(Rows from a figure dataset)
════

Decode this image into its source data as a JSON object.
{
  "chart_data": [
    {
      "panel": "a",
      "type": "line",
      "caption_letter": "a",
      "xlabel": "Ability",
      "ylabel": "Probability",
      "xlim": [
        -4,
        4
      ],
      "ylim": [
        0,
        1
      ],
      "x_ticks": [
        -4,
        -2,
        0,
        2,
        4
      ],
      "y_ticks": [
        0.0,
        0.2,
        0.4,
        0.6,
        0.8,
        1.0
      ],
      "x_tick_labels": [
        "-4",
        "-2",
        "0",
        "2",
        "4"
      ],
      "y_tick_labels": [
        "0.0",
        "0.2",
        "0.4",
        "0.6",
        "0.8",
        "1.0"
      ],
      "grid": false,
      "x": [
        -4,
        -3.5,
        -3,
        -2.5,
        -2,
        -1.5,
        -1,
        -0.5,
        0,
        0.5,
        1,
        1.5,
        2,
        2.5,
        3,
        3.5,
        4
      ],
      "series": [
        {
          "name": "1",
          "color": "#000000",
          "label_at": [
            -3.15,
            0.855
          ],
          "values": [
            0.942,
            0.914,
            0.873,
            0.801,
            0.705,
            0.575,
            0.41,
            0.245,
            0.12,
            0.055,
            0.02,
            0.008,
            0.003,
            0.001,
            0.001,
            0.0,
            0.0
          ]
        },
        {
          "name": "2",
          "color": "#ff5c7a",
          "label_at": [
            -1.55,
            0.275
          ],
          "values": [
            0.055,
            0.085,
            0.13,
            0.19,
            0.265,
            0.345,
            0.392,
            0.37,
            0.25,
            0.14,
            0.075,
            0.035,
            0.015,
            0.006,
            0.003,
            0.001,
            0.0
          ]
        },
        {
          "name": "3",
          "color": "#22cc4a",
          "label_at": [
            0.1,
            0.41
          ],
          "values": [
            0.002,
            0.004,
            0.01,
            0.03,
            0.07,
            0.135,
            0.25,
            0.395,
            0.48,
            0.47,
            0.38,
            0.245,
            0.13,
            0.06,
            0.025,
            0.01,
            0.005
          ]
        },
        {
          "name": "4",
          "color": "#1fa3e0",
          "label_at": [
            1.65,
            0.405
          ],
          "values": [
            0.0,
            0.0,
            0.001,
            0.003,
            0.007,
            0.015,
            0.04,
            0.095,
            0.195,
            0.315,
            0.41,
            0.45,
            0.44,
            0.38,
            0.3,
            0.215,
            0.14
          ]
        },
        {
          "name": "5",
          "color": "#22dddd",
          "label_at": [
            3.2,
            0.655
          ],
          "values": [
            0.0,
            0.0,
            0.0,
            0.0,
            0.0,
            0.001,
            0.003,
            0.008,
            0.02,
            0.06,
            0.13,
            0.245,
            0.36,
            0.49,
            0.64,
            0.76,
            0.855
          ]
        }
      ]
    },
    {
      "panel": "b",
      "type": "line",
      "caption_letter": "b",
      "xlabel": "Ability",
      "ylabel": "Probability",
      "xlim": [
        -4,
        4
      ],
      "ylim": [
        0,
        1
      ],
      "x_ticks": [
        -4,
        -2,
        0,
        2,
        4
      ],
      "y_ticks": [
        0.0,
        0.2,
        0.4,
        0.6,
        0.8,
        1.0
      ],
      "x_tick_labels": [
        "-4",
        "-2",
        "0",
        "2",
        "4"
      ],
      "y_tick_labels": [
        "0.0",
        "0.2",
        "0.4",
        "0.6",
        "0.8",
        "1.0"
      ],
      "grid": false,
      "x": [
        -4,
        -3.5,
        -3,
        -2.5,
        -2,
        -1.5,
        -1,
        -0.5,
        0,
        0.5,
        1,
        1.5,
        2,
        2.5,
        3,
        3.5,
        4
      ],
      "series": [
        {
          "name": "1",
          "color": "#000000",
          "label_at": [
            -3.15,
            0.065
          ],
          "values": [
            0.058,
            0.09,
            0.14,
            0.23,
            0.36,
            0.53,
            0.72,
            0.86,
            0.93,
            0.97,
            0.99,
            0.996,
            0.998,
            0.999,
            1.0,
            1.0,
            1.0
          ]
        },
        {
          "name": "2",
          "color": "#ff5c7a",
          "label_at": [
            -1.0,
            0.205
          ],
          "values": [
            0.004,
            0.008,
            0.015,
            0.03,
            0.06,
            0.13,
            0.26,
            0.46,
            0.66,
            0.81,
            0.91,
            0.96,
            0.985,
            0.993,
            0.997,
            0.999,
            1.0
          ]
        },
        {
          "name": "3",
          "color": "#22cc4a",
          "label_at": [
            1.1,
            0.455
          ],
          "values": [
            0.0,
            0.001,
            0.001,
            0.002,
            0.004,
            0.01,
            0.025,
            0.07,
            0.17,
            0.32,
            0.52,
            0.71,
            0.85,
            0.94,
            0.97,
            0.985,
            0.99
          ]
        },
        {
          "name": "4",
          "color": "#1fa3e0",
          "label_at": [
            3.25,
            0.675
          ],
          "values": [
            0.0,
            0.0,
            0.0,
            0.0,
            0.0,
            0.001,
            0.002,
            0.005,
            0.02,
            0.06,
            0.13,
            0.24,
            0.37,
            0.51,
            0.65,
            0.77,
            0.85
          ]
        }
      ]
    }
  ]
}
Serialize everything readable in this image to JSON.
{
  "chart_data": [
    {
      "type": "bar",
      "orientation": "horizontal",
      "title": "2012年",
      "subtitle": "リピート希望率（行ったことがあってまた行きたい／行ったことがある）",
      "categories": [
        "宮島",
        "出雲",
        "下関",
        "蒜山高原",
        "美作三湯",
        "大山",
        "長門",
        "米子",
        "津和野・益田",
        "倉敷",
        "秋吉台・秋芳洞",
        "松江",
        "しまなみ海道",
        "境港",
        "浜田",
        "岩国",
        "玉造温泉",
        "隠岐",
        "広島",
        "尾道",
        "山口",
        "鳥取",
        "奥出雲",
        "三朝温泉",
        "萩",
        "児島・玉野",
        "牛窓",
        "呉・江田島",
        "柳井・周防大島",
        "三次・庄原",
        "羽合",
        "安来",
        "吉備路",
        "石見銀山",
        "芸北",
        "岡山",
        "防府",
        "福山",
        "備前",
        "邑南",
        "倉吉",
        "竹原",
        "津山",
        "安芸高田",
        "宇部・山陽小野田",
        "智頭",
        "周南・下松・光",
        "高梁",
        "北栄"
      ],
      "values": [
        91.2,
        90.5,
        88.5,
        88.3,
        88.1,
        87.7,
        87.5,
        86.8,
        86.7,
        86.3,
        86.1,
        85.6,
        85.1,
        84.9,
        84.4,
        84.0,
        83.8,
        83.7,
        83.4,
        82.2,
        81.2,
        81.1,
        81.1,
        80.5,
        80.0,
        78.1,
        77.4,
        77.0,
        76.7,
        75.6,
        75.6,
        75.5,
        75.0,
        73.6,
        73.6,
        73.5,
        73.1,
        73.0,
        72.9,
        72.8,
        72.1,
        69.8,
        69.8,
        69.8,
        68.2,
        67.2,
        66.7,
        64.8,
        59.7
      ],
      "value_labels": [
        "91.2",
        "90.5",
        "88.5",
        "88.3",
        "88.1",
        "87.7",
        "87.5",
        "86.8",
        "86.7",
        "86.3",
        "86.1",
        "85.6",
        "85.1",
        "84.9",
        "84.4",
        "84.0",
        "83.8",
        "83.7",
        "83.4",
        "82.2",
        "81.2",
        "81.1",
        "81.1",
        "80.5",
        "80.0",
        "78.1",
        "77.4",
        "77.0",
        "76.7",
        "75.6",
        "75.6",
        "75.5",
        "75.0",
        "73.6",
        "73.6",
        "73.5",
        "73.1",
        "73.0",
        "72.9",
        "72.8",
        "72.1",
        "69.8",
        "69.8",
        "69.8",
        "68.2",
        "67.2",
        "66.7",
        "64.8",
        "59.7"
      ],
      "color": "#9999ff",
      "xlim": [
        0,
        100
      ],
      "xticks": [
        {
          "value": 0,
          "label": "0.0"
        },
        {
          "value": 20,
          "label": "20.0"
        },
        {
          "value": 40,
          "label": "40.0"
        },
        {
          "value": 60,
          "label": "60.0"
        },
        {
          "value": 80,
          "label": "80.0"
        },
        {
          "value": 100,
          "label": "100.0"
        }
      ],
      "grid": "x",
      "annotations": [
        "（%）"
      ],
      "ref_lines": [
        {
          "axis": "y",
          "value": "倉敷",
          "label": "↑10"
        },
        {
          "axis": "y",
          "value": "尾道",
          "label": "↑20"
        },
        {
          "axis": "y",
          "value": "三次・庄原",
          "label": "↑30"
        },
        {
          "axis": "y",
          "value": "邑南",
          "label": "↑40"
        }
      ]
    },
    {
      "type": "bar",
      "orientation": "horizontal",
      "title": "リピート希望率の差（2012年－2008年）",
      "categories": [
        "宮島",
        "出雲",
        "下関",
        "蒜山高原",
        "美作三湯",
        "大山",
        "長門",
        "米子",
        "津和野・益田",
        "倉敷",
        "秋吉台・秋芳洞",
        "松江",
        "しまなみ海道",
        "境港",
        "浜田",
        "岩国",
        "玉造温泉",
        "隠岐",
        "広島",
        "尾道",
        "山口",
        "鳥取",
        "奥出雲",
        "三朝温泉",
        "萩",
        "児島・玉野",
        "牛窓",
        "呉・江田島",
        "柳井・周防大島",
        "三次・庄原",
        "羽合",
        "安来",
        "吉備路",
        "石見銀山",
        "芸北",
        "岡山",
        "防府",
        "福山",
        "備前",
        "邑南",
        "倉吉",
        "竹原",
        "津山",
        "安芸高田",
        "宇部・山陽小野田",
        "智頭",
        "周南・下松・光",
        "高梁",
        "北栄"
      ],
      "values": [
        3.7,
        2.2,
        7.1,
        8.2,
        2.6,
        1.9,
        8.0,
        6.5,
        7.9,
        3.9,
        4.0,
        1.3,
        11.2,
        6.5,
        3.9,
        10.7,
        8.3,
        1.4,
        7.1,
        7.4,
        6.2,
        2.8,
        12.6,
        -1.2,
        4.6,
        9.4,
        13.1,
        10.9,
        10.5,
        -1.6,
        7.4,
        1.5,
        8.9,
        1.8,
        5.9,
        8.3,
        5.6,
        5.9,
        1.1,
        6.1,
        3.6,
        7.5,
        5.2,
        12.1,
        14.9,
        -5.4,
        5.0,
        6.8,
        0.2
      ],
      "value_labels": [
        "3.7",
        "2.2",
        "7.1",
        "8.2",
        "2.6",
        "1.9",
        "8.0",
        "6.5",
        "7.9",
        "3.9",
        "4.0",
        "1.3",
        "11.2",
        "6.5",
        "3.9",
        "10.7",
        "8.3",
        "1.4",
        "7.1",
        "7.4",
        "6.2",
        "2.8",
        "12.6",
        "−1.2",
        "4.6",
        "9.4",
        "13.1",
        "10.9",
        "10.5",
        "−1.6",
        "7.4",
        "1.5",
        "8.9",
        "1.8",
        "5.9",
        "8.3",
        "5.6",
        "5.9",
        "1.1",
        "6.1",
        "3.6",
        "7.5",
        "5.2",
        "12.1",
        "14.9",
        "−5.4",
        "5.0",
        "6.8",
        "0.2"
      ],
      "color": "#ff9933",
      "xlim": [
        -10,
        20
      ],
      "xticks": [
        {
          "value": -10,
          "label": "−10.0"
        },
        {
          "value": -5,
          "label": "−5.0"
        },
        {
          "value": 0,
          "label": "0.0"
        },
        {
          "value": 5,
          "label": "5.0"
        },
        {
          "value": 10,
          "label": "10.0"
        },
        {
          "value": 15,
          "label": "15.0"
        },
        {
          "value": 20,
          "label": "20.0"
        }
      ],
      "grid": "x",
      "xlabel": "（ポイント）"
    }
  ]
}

════

## PROBLEM TO SOLVE
Find every line with "this" in the listing and state how many there are, nothing else.

## WRITTEN RESPONSE
2